Start Raw data
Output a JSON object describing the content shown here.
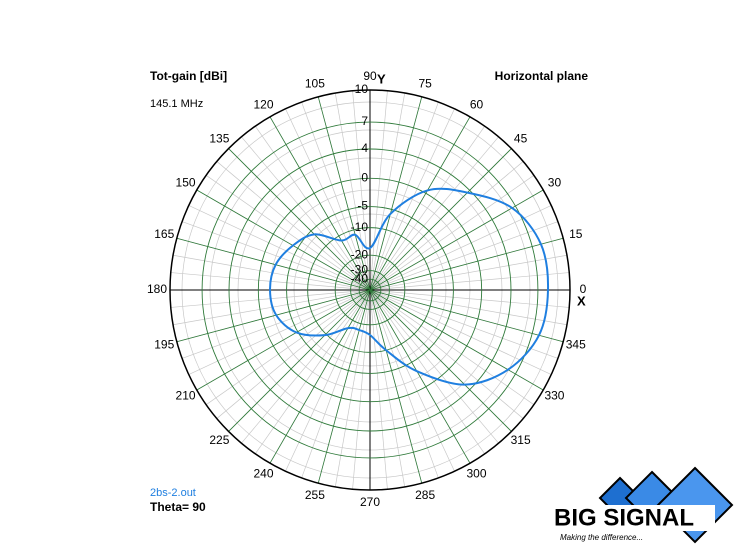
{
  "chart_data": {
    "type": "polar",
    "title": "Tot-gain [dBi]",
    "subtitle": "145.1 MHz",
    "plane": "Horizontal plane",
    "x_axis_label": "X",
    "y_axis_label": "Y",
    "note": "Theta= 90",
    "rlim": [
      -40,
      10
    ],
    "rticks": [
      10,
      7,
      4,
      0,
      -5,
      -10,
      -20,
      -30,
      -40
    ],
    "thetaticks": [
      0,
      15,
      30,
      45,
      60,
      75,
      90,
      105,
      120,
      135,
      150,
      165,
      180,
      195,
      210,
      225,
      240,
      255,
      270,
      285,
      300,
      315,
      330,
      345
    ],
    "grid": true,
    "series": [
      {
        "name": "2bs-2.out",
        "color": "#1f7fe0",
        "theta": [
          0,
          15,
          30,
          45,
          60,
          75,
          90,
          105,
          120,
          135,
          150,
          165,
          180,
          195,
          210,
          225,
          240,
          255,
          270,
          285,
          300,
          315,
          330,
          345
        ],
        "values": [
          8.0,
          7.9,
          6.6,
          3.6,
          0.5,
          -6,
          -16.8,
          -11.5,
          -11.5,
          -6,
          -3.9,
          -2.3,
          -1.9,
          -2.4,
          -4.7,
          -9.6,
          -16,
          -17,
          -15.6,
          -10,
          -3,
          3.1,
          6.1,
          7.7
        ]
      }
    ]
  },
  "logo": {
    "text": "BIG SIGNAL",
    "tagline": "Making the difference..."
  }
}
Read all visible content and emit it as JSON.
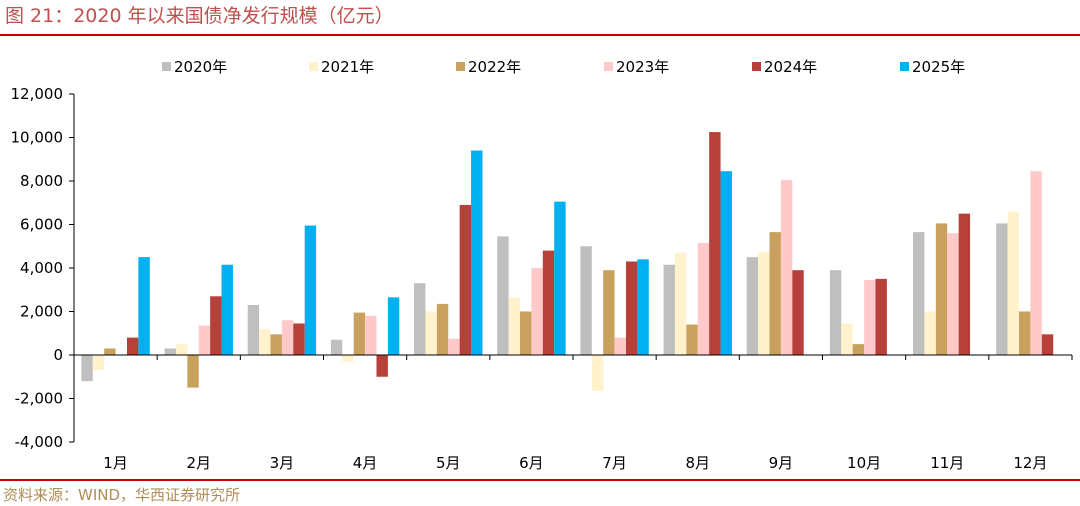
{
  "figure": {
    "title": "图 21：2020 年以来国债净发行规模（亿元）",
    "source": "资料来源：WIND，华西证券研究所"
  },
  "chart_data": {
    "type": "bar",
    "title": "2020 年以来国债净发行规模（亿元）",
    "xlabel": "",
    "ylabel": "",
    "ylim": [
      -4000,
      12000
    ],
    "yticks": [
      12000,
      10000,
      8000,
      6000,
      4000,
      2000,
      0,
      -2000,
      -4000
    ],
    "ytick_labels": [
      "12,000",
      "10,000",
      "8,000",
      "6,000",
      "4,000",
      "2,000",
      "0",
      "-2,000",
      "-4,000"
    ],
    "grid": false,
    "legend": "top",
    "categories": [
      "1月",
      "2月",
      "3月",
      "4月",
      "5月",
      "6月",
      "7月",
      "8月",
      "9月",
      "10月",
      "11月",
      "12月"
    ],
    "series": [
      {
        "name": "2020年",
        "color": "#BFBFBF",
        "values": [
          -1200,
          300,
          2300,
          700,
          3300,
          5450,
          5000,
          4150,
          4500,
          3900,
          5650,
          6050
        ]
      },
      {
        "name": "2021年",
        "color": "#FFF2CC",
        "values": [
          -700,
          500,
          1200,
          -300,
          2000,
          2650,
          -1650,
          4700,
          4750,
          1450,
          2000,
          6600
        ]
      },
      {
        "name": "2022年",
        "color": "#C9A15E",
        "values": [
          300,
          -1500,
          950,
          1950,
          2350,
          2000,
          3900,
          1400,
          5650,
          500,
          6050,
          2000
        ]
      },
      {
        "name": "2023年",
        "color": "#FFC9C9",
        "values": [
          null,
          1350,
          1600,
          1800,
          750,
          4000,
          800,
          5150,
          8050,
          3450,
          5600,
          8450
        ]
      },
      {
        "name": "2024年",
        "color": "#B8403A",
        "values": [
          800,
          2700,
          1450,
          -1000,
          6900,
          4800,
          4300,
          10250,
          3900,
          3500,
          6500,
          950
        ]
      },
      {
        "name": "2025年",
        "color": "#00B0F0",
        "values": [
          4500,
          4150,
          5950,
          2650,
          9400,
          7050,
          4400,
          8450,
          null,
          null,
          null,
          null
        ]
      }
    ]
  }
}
End Raw data
Start Raw data
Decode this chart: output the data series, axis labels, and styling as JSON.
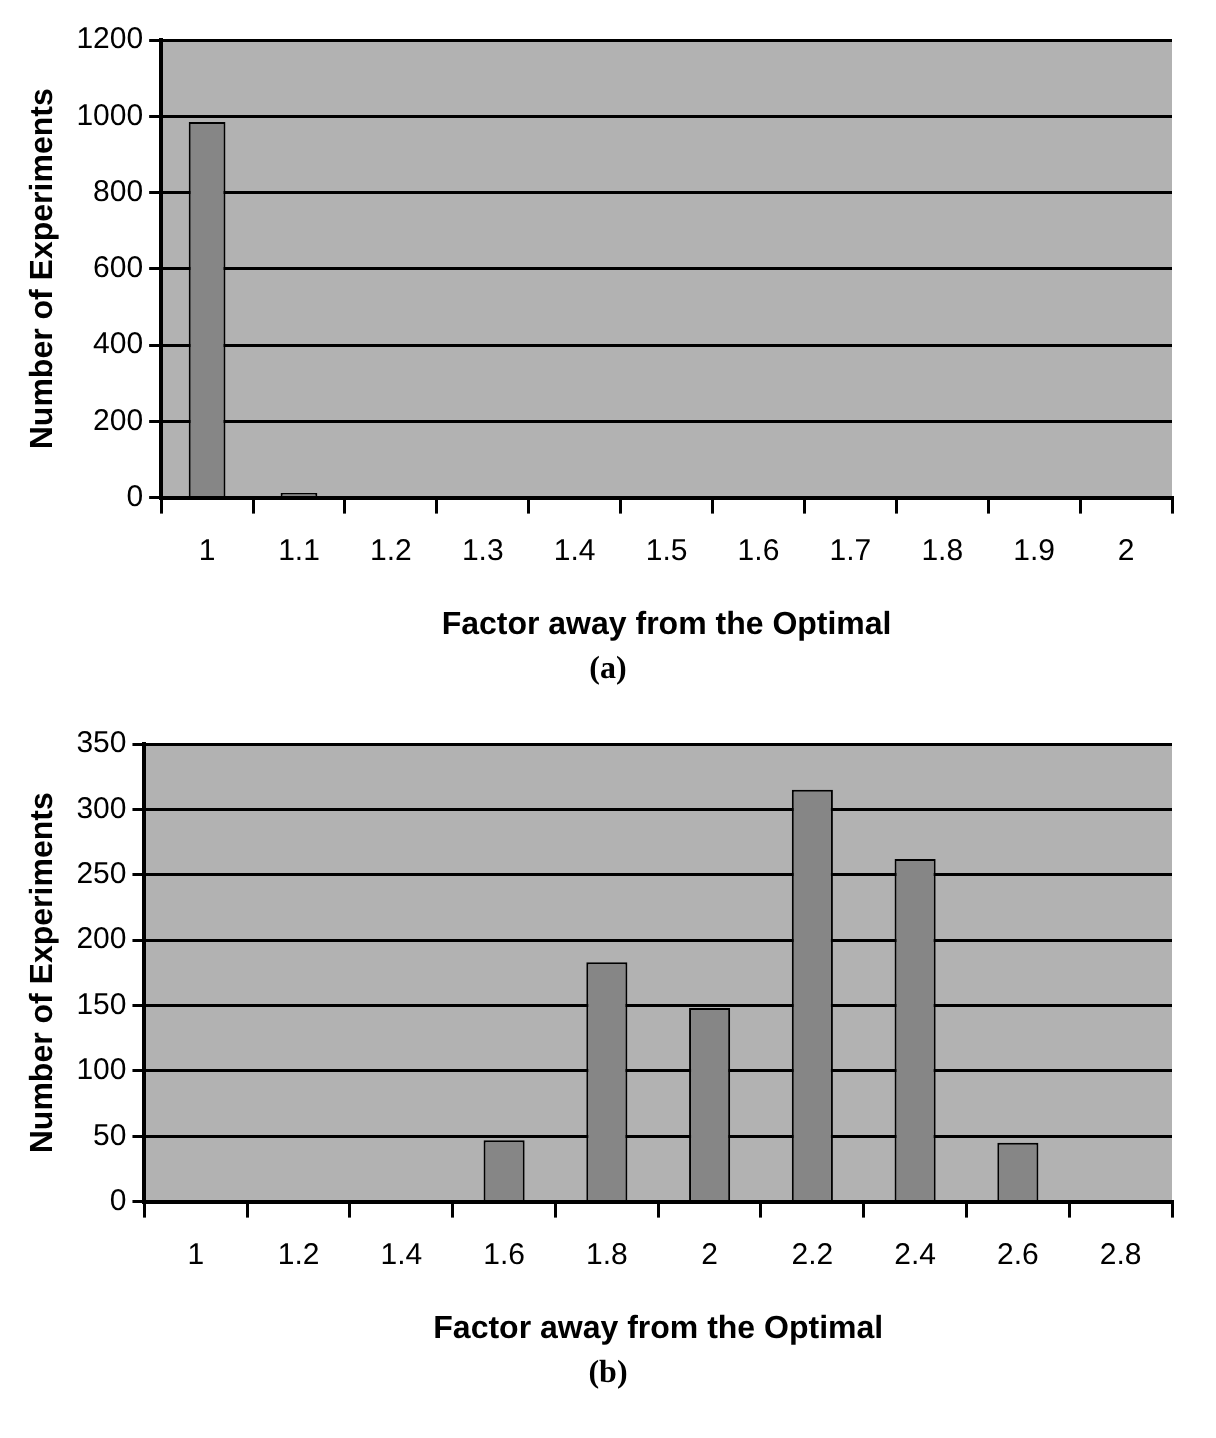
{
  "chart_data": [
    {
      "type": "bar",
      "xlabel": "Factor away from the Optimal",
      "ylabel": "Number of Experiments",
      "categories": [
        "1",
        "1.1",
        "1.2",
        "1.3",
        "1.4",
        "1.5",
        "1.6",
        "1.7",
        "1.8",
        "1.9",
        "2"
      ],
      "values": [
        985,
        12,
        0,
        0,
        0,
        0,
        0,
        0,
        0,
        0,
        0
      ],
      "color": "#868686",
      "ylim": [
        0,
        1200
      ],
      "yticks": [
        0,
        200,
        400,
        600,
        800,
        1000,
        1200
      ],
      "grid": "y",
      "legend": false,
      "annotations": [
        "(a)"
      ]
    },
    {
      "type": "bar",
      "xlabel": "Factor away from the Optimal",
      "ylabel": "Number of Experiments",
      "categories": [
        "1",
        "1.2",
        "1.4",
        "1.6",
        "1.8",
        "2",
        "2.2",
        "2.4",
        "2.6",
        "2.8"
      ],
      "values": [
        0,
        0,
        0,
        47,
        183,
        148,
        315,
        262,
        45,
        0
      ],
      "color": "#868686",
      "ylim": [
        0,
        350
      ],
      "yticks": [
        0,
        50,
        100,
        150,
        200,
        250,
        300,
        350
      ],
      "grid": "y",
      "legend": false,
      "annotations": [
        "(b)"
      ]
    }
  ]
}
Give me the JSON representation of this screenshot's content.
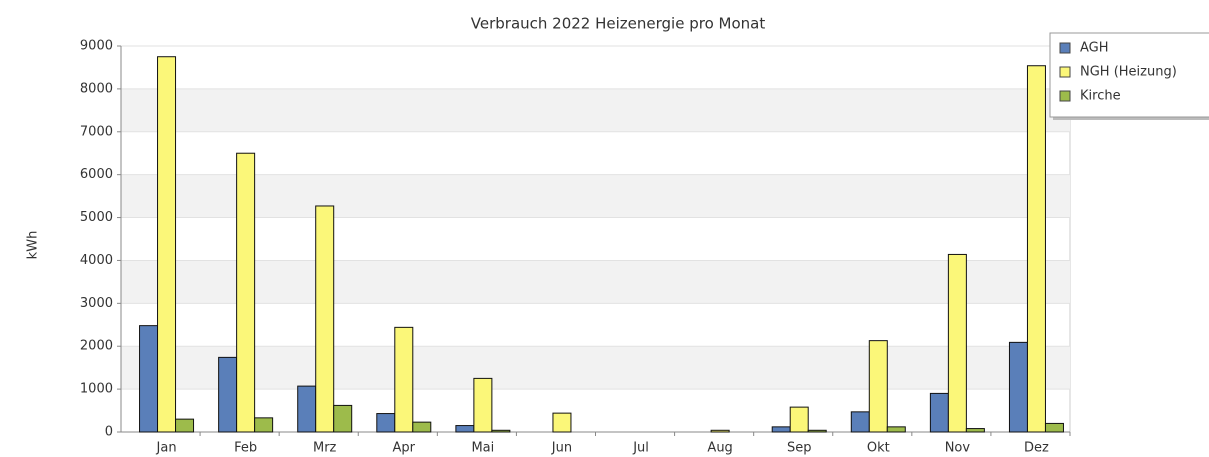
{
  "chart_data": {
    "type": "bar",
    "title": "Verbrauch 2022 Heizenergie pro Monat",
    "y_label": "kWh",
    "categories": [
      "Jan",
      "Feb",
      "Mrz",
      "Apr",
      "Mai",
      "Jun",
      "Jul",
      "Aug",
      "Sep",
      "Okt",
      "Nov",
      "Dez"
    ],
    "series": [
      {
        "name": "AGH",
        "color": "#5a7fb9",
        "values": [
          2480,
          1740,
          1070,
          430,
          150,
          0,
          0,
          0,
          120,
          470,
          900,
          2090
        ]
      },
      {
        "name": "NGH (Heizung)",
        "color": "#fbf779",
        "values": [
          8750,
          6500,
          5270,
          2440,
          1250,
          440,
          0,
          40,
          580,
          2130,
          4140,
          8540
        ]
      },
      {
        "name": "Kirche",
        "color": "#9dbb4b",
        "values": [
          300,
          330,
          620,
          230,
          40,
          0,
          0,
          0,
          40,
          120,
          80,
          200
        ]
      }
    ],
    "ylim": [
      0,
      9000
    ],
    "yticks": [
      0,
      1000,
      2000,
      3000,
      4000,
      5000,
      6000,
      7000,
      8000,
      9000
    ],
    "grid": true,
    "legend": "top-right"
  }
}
End Raw data
**Your task:**
List all lines where "legend" occurs.

**Reply:**
    "legend": "top",
      "legend": false,
      "legend": false,
    "legend": "top-right"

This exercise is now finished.